> [Task requirements]: Below is a set of records; print all of them exactly as written.

> [Data lines]:
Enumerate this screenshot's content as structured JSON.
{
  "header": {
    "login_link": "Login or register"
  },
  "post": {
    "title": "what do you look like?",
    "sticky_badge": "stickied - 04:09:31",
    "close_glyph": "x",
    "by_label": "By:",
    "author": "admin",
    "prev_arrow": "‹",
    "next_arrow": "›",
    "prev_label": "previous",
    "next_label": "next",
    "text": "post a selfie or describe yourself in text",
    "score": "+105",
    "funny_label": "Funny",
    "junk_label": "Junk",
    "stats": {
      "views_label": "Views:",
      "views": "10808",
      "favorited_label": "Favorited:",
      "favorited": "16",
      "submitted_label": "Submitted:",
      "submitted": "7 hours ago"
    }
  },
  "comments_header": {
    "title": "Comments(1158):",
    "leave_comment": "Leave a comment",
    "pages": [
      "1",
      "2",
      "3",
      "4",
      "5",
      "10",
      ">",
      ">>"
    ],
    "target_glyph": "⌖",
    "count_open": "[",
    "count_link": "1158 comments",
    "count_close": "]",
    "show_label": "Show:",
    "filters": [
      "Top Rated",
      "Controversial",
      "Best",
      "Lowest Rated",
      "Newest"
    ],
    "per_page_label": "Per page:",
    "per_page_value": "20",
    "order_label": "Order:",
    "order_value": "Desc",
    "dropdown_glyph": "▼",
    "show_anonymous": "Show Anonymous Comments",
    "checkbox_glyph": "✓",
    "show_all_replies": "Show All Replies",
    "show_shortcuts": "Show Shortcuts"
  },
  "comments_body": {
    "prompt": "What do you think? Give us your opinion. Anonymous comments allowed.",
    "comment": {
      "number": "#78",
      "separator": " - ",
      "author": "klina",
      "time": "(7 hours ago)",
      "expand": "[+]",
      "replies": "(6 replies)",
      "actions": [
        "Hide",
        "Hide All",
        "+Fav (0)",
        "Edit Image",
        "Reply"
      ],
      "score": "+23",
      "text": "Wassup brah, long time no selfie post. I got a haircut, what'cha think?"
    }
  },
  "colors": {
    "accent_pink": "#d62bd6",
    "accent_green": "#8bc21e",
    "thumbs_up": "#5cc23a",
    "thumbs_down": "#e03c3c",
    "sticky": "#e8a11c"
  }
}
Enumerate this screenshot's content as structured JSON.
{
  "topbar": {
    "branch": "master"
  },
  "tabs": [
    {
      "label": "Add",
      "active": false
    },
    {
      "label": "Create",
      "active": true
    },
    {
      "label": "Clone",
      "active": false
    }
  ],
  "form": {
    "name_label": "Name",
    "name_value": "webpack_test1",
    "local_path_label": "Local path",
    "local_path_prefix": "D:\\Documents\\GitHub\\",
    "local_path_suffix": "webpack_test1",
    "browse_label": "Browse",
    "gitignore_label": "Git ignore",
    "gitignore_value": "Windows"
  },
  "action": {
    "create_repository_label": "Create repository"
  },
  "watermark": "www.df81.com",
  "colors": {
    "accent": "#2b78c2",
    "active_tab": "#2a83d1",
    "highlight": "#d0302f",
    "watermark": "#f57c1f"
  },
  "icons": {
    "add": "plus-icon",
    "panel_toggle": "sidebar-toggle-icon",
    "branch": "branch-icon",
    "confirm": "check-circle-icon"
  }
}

> [Reply]:
Enumerate this screenshot's content as structured JSON.
{
  "header": {
    "login_link": "Login or register"
  },
  "post": {
    "title": "what do you look like?",
    "sticky_badge": "stickied - 04:09:31",
    "close_glyph": "x",
    "by_label": "By:",
    "author": "admin",
    "prev_arrow": "‹",
    "next_arrow": "›",
    "prev_label": "previous",
    "next_label": "next",
    "text": "post a selfie or describe yourself in text",
    "score": "+105",
    "funny_label": "Funny",
    "junk_label": "Junk",
    "stats": {
      "views_label": "Views:",
      "views": "10808",
      "favorited_label": "Favorited:",
      "favorited": "16",
      "submitted_label": "Submitted:",
      "submitted": "7 hours ago"
    }
  },
  "comments_header": {
    "title": "Comments(1158):",
    "leave_comment": "Leave a comment",
    "pages": [
      "1",
      "2",
      "3",
      "4",
      "5",
      "10",
      ">",
      ">>"
    ],
    "target_glyph": "⌖",
    "count_open": "[",
    "count_link": "1158 comments",
    "count_close": "]",
    "show_label": "Show:",
    "filters": [
      "Top Rated",
      "Controversial",
      "Best",
      "Lowest Rated",
      "Newest"
    ],
    "per_page_label": "Per page:",
    "per_page_value": "20",
    "order_label": "Order:",
    "order_value": "Desc",
    "dropdown_glyph": "▼",
    "show_anonymous": "Show Anonymous Comments",
    "checkbox_glyph": "✓",
    "show_all_replies": "Show All Replies",
    "show_shortcuts": "Show Shortcuts"
  },
  "comments_body": {
    "prompt": "What do you think? Give us your opinion. Anonymous comments allowed.",
    "comment": {
      "number": "#78",
      "separator": " - ",
      "author": "klina",
      "time": "(7 hours ago)",
      "expand": "[+]",
      "replies": "(6 replies)",
      "actions": [
        "Hide",
        "Hide All",
        "+Fav (0)",
        "Edit Image",
        "Reply"
      ],
      "score": "+23",
      "text": "Wassup brah, long time no selfie post. I got a haircut, what'cha think?"
    }
  },
  "colors": {
    "accent_pink": "#d62bd6",
    "accent_green": "#8bc21e",
    "thumbs_up": "#5cc23a",
    "thumbs_down": "#e03c3c",
    "sticky": "#e8a11c"
  }
}
Enumerate this screenshot's content as structured JSON.
{
  "topbar": {
    "branch": "master"
  },
  "tabs": [
    {
      "label": "Add",
      "active": false
    },
    {
      "label": "Create",
      "active": true
    },
    {
      "label": "Clone",
      "active": false
    }
  ],
  "form": {
    "name_label": "Name",
    "name_value": "webpack_test1",
    "local_path_label": "Local path",
    "local_path_prefix": "D:\\Documents\\GitHub\\",
    "local_path_suffix": "webpack_test1",
    "browse_label": "Browse",
    "gitignore_label": "Git ignore",
    "gitignore_value": "Windows"
  },
  "action": {
    "create_repository_label": "Create repository"
  },
  "watermark": "www.df81.com",
  "colors": {
    "accent": "#2b78c2",
    "active_tab": "#2a83d1",
    "highlight": "#d0302f",
    "watermark": "#f57c1f"
  },
  "icons": {
    "add": "plus-icon",
    "panel_toggle": "sidebar-toggle-icon",
    "branch": "branch-icon",
    "confirm": "check-circle-icon"
  }
}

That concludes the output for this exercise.